■ WRITTEN PROBLEM ■
Answer with one number: the count of lines in the listing below that hold the word "must".

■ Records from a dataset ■
'''

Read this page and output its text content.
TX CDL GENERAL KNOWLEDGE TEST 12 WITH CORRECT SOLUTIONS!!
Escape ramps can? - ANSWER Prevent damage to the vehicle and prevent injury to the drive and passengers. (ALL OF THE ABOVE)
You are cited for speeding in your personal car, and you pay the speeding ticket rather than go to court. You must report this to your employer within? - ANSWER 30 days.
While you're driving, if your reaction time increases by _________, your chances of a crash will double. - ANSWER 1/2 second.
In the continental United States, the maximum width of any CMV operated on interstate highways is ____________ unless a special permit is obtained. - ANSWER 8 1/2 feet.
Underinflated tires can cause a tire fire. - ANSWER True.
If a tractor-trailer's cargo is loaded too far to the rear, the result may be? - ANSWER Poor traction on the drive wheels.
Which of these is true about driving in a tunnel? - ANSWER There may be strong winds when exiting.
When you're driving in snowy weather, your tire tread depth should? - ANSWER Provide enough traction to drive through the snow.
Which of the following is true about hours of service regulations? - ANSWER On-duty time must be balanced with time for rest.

'''

■ RESPONSE ■
2